>> Begin Data provided
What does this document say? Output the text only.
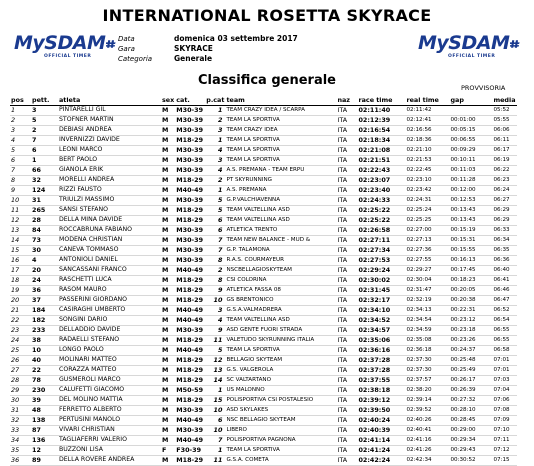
INTERNATIONAL ROSETTA SKYRACE
MySDAM
OFFICIAL TIMER
Data	domenica 03 settembre 2017
Gara	SKYRACE
Categoria	Generale
MySDAM
OFFICIAL TIMER
Classifica generale	PROVVISORIA
pos	pett.	atleta	sex	cat.	p.cat	team	naz	race time	real time	gap	media
1	3	PINTARELLI GIL	M	M30-39	1	TEAM CRAZY IDEA / SCARPA	ITA	02:11:40	02:11:42		05:52
2	5	STOFNER MARTIN	M	M30-39	2	TEAM LA SPORTIVA	ITA	02:12:39	02:12:41	00:01:00	05:55
3	2	DEBIASI ANDREA	M	M30-39	3	TEAM CRAZY IDEA	ITA	02:16:54	02:16:56	00:05:15	06:06
4	7	INVERNIZZI DAVIDE	M	M18-29	1	TEAM LA SPORTIVA	ITA	02:18:34	02:18:36	00:06:55	06:11
5	6	LEONI MARCO	M	M30-39	4	TEAM LA SPORTIVA	ITA	02:21:08	02:21:10	00:09:29	06:17
6	1	BERT PAOLO	M	M30-39	3	TEAM LA SPORTIVA	ITA	02:21:51	02:21:53	00:10:11	06:19
7	66	GIANOLA ERIK	M	M30-39	4	A.S. PREMANA - TEAM ERPU	ITA	02:22:43	02:22:45	00:11:03	06:22
8	32	MORELLI ANDREA	M	M18-29	2	PT SKYRUNNING	ITA	02:23:07	02:23:10	00:11:28	06:23
9	124	RIZZI FAUSTO	M	M40-49	1	A.S. PREMANA	ITA	02:23:40	02:23:42	00:12:00	06:24
10	31	TRIULZI MASSIMO	M	M30-39	5	G.P.VALCHIAVENNA	ITA	02:24:33	02:24:31	00:12:53	06:27
11	265	SANSI STEFANO	M	M18-29	5	TEAM VALTELLINA ASD	ITA	02:25:22	02:25:24	00:13:43	06:29
12	28	DELLA MINA DAVIDE	M	M18-29	6	TEAM VALTELLINA ASD	ITA	02:25:22	02:25:25	00:13:43	06:29
13	84	ROCCABRUNA FABIANO	M	M30-39	6	ATLETICA TRENTO	ITA	02:26:58	02:27:00	00:15:19	06:33
14	73	MODENA CHRISTIAN	M	M30-39	7	TEAM NEW BALANCE - MUD &	ITA	02:27:11	02:27:13	00:15:31	06:34
15	30	CANEVA TOMMASO	M	M30-39	7	G.P. TALAMONA	ITA	02:27:34	02:27:36	00:15:55	06:35
16	4	ANTONIOLI DANIEL	M	M30-39	8	R.A.S. COURMAYEUR	ITA	02:27:53	02:27:55	00:16:13	06:36
17	20	SANCASSANI FRANCO	M	M40-49	2	NSCBELLAGIOSKYTEAM	ITA	02:29:24	02:29:27	00:17:45	06:40
18	24	RASCHETTI LUCA	M	M18-29	8	CSI COLORINA	ITA	02:30:02	02:30:04	00:18:23	06:41
19	36	RASOM MAURO	M	M18-29	9	ATLETICA FASSA 08	ITA	02:31:45	02:31:47	00:20:05	06:46
20	37	PASSERINI GIORDANO	M	M18-29	10	GS BRENTONICO	ITA	02:32:17	02:32:19	00:20:38	06:47
21	184	CASIRAGHI UMBERTO	M	M40-49	3	G.S.A.VALMADRERA	ITA	02:34:10	02:34:13	00:22:31	06:52
22	182	SONGINI DARIO	M	M40-49	4	TEAM VALTELLINA ASD	ITA	02:34:52	02:34:54	00:23:12	06:54
23	233	DELLADDIO DAVIDE	M	M30-39	9	ASD GENTE FUORI STRADA	ITA	02:34:57	02:34:59	00:23:18	06:55
24	38	RADAELLI STEFANO	M	M18-29	11	VALETUDO SKYRUNNING ITALIA	ITA	02:35:06	02:35:08	00:23:26	06:55
25	10	LONGO PAOLO	M	M40-49	5	TEAM LA SPORTIVA	ITA	02:36:16	02:36:18	00:24:37	06:58
26	40	MOLINARI MATTEO	M	M18-29	12	BELLAGIO SKYTEAM	ITA	02:37:28	02:37:30	00:25:48	07:01
27	22	CORAZZA MATTEO	M	M18-29	13	G.S. VALGEROLA	ITA	02:37:28	02:37:30	00:25:49	07:01
28	78	GUSMEROLI MARCO	M	M18-29	14	SC VALTARTANO	ITA	02:37:55	02:37:57	00:26:17	07:03
29	230	CALUFETTI GIACOMO	M	M50-59	1	US MALONNO	ITA	02:38:18	02:38:20	00:26:39	07:04
30	39	DEL MOLINO MATTIA	M	M18-29	15	POLISPORTIVA CSI POSTALESIO	ITA	02:39:12	02:39:14	00:27:32	07:06
31	48	FERRETTO ALBERTO	M	M30-39	10	ASD SKYLAKES	ITA	02:39:50	02:39:52	00:28:10	07:08
32	138	PERTUSINI MANOLO	M	M40-49	6	NSC BELLAGIO SKYTEAM	ITA	02:40:24	02:40:26	00:28:45	07:09
33	87	VIVARI CHRISTIAN	M	M30-39	10	LIBERO	ITA	02:40:39	02:40:41	00:29:00	07:10
34	136	TAGLIAFERRI VALERIO	M	M40-49	7	POLISPORTIVA PAGNONA	ITA	02:41:14	02:41:16	00:29:34	07:11
35	12	BUZZONI LISA	F	F30-39	1	TEAM LA SPORTIVA	ITA	02:41:24	02:41:26	00:29:43	07:12
36	89	DELLA ROVERE ANDREA	M	M18-29	11	G.S.A. COMETA	ITA	02:42:24	02:42:34	00:30:52	07:15
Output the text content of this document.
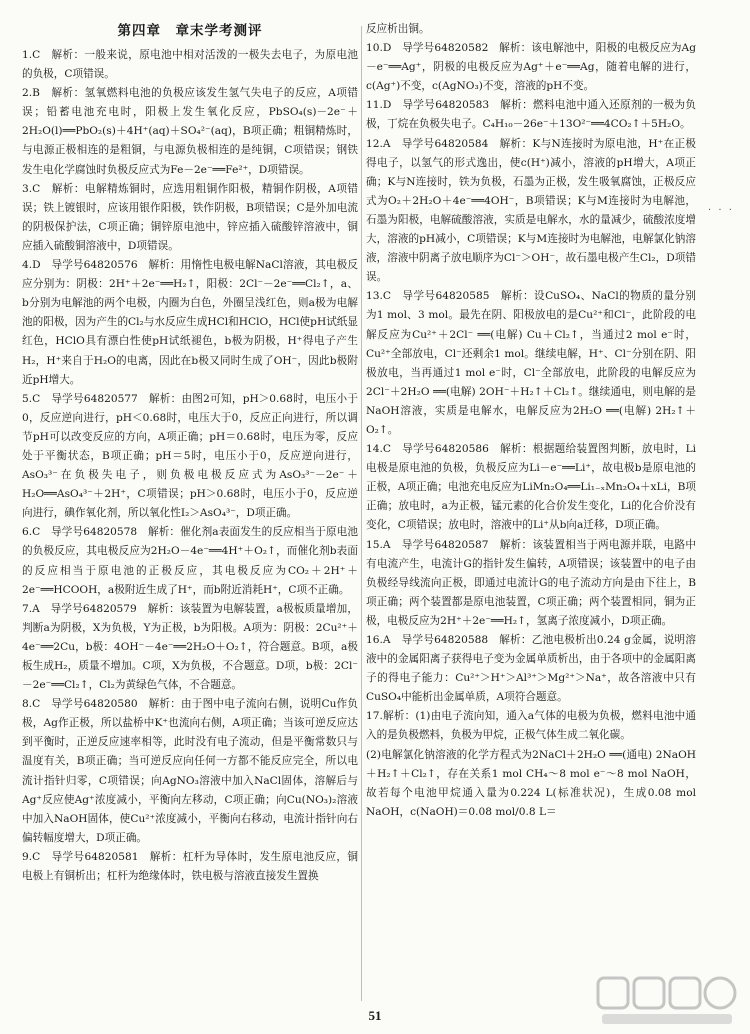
第四章　章末学考测评

1.C　解析：一般来说，原电池中相对活泼的一极失去电子，为原电池的负极，C项错误。

2.B　解析：氢氧燃料电池的负极应该发生氢气失电子的反应，A项错误；铅蓄电池充电时，阳极上发生氧化反应，PbSO₄(s)－2e⁻＋2H₂O(l)══PbO₂(s)＋4H⁺(aq)＋SO₄²⁻(aq)，B项正确；粗铜精炼时，与电源正极相连的是粗铜，与电源负极相连的是纯铜，C项错误；钢铁发生电化学腐蚀时负极反应式为Fe－2e⁻══Fe²⁺，D项错误。

3.C　解析：电解精炼铜时，应选用粗铜作阳极，精铜作阴极，A项错误；铁上镀银时，应该用银作阳极，铁作阴极，B项错误；C是外加电流的阴极保护法，C项正确；铜锌原电池中，锌应插入硫酸锌溶液中，铜应插入硫酸铜溶液中，D项错误。

4.D　导学号64820576　解析：用惰性电极电解NaCl溶液，其电极反应分别为：阴极：2H⁺＋2e⁻══H₂↑，阳极：2Cl⁻－2e⁻══Cl₂↑，a、b分别为电解池的两个电极，内圈为白色，外圈呈浅红色，则a极为电解池的阳极，因为产生的Cl₂与水反应生成HCl和HClO，HCl使pH试纸显红色，HClO具有漂白性使pH试纸褪色，b极为阴极，H⁺得电子产生H₂，H⁺来自于H₂O的电离，因此在b极又同时生成了OH⁻，因此b极附近pH增大。

5.C　导学号64820577　解析：由图2可知，pH＞0.68时，电压小于0，反应逆向进行，pH＜0.68时，电压大于0，反应正向进行，所以调节pH可以改变反应的方向，A项正确；pH＝0.68时，电压为零，反应处于平衡状态，B项正确；pH＝5时，电压小于0，反应逆向进行，AsO₃³⁻在负极失电子，则负极电极反应式为AsO₃³⁻－2e⁻＋H₂O══AsO₄³⁻＋2H⁺，C项错误；pH＞0.68时，电压小于0，反应逆向进行，碘作氧化剂，所以氧化性I₂＞AsO₄³⁻，D项正确。

6.C　导学号64820578　解析：催化剂a表面发生的反应相当于原电池的负极反应，其电极反应为2H₂O－4e⁻══4H⁺＋O₂↑，而催化剂b表面的反应相当于原电池的正极反应，其电极反应为CO₂＋2H⁺＋2e⁻══HCOOH，a极附近生成了H⁺，而b附近消耗H⁺，C项不正确。

7.A　导学号64820579　解析：该装置为电解装置，a极板质量增加，判断a为阴极，X为负极，Y为正极，b为阳极。A项为：阴极：2Cu²⁺＋4e⁻══2Cu，b极：4OH⁻－4e⁻══2H₂O＋O₂↑，符合题意。B项，a极板生成H₂，质量不增加。C项，X为负极，不合题意。D项，b极：2Cl⁻－2e⁻══Cl₂↑，Cl₂为黄绿色气体，不合题意。

8.C　导学号64820580　解析：由于图中电子流向右侧，说明Cu作负极，Ag作正极，所以盐桥中K⁺也流向右侧，A项正确；当该可逆反应达到平衡时，正逆反应速率相等，此时没有电子流动，但是平衡常数只与温度有关，B项正确；当可逆反应向任何一方都不能反应完全，所以电流计指针归零，C项错误；向AgNO₃溶液中加入NaCl固体，溶解后与Ag⁺反应使Ag⁺浓度减小，平衡向左移动，C项正确；向Cu(NO₃)₂溶液中加入NaOH固体，使Cu²⁺浓度减小，平衡向右移动，电流计指针向右偏转幅度增大，D项正确。

9.C　导学号64820581　解析：杠杆为导体时，发生原电池反应，铜电极上有铜析出；杠杆为绝缘体时，铁电极与溶液直接发生置换

反应析出铜。

10.D　导学号64820582　解析：该电解池中，阳极的电极反应为Ag－e⁻══Ag⁺，阴极的电极反应为Ag⁺＋e⁻══Ag，随着电解的进行，c(Ag⁺)不变，c(AgNO₃)不变，溶液的pH不变。

11.D　导学号64820583　解析：燃料电池中通入还原剂的一极为负极，丁烷在负极失电子。C₄H₁₀－26e⁻＋13O²⁻══4CO₂↑＋5H₂O。

12.A　导学号64820584　解析：K与N连接时为原电池，H⁺在正极得电子，以氢气的形式逸出，使c(H⁺)减小，溶液的pH增大，A项正确；K与N连接时，铁为负极，石墨为正极，发生吸氧腐蚀，正极反应式为O₂＋2H₂O＋4e⁻══4OH⁻，B项错误；K与M连接时为电解池，石墨为阳极，电解硫酸溶液，实质是电解水，水的量减少，硫酸浓度增大，溶液的pH减小，C项错误；K与M连接时为电解池，电解氯化钠溶液，溶液中阴离子放电顺序为Cl⁻＞OH⁻，故石墨电极产生Cl₂，D项错误。

13.C　导学号64820585　解析：设CuSO₄、NaCl的物质的量分别为1 mol、3 mol。最先在阴、阳极放电的是Cu²⁺和Cl⁻，此阶段的电解反应为Cu²⁺＋2Cl⁻ ══(电解) Cu＋Cl₂↑，当通过2 mol e⁻时，Cu²⁺全部放电，Cl⁻还剩余1 mol。继续电解，H⁺、Cl⁻分别在阴、阳极放电，当再通过1 mol e⁻时，Cl⁻全部放电，此阶段的电解反应为2Cl⁻＋2H₂O ══(电解) 2OH⁻＋H₂↑＋Cl₂↑。继续通电，则电解的是NaOH溶液，实质是电解水，电解反应为2H₂O ══(电解) 2H₂↑＋O₂↑。

14.C　导学号64820586　解析：根据题给装置图判断，放电时，Li电极是原电池的负极，负极反应为Li－e⁻══Li⁺，故电极b是原电池的正极，A项正确；电池充电反应为LiMn₂O₄══Li₁₋ₓMn₂O₄＋xLi，B项正确；放电时，a为正极，锰元素的化合价发生变化，Li的化合价没有变化，C项错误；放电时，溶液中的Li⁺从b向a迁移，D项正确。

15.A　导学号64820587　解析：该装置相当于两电源并联，电路中有电流产生，电流计G的指针发生偏转，A项错误；该装置中的电子由负极经导线流向正极，即通过电流计G的电子流动方向是由下往上，B项正确；两个装置都是原电池装置，C项正确；两个装置相同，铜为正极，电极反应为2H⁺＋2e⁻══H₂↑，氢离子浓度减小，D项正确。

16.A　导学号64820588　解析：乙池电极析出0.24 g金属，说明溶液中的金属阳离子获得电子变为金属单质析出，由于各项中的金属阳离子的得电子能力：Cu²⁺＞H⁺＞Al³⁺＞Mg²⁺＞Na⁺，故各溶液中只有CuSO₄中能析出金属单质，A项符合题意。

17.解析：(1)由电子流向知，通入a气体的电极为负极，燃料电池中通入的是负极燃料，负极为甲烷，正极气体生成二氧化碳。

(2)电解氯化钠溶液的化学方程式为2NaCl＋2H₂O ══(通电) 2NaOH＋H₂↑＋Cl₂↑，存在关系1 mol CH₄～8 mol e⁻～8 mol NaOH，故若每个电池甲烷通入量为0.224 L(标准状况)，生成0.08 mol NaOH，c(NaOH)＝0.08 mol/0.8 L＝

· · ·
51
>> End Data provided
• [The exercise]
Determine how many lines above contain "POLISPORTIVA" as a word or string. Give the number alone.

• [Task answer]
2